Below are some records; return each one exactly.

^^^^^^^^^^^^^^^^

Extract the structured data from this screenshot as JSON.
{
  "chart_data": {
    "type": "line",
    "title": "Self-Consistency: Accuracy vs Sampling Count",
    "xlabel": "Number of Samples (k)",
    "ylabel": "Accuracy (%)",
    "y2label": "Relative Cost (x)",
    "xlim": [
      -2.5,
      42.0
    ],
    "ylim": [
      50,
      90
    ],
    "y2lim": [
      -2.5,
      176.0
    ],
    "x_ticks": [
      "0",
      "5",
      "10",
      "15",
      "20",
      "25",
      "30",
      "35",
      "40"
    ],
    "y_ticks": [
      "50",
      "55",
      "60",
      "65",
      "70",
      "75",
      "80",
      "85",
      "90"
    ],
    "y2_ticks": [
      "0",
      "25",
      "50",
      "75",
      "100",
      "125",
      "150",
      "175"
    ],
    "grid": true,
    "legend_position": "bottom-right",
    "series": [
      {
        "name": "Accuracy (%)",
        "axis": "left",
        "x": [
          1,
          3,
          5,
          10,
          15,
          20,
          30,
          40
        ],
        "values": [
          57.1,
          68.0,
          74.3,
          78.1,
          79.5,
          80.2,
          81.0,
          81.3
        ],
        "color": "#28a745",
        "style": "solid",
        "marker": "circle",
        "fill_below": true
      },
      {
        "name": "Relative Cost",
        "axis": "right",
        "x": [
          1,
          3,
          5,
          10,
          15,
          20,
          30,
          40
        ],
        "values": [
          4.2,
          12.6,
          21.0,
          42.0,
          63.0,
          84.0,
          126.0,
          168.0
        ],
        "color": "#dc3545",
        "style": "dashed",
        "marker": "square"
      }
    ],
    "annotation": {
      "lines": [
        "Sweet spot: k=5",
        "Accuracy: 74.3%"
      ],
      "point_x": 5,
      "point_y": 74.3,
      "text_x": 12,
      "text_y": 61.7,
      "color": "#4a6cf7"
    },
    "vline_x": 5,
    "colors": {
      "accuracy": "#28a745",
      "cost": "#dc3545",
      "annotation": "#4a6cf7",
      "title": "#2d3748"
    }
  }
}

^^^^^^^^^^^^^^^^

EXERCISE RESPONSE →
Extract the structured data from this screenshot as JSON.
{
  "chart_data": {
    "type": "line",
    "title": "Self-Consistency: Accuracy vs Sampling Count",
    "xlabel": "Number of Samples (k)",
    "ylabel": "Accuracy (%)",
    "y2label": "Relative Cost (x)",
    "xlim": [
      -2.5,
      42.0
    ],
    "ylim": [
      50,
      90
    ],
    "y2lim": [
      -2.5,
      176.0
    ],
    "x_ticks": [
      "0",
      "5",
      "10",
      "15",
      "20",
      "25",
      "30",
      "35",
      "40"
    ],
    "y_ticks": [
      "50",
      "55",
      "60",
      "65",
      "70",
      "75",
      "80",
      "85",
      "90"
    ],
    "y2_ticks": [
      "0",
      "25",
      "50",
      "75",
      "100",
      "125",
      "150",
      "175"
    ],
    "grid": true,
    "legend_position": "bottom-right",
    "series": [
      {
        "name": "Accuracy (%)",
        "axis": "left",
        "x": [
          1,
          3,
          5,
          10,
          15,
          20,
          30,
          40
        ],
        "values": [
          57.1,
          68.0,
          74.3,
          78.1,
          79.5,
          80.2,
          81.0,
          81.3
        ],
        "color": "#28a745",
        "style": "solid",
        "marker": "circle",
        "fill_below": true
      },
      {
        "name": "Relative Cost",
        "axis": "right",
        "x": [
          1,
          3,
          5,
          10,
          15,
          20,
          30,
          40
        ],
        "values": [
          4.2,
          12.6,
          21.0,
          42.0,
          63.0,
          84.0,
          126.0,
          168.0
        ],
        "color": "#dc3545",
        "style": "dashed",
        "marker": "square"
      }
    ],
    "annotation": {
      "lines": [
        "Sweet spot: k=5",
        "Accuracy: 74.3%"
      ],
      "point_x": 5,
      "point_y": 74.3,
      "text_x": 12,
      "text_y": 61.7,
      "color": "#4a6cf7"
    },
    "vline_x": 5,
    "colors": {
      "accuracy": "#28a745",
      "cost": "#dc3545",
      "annotation": "#4a6cf7",
      "title": "#2d3748"
    }
  }
}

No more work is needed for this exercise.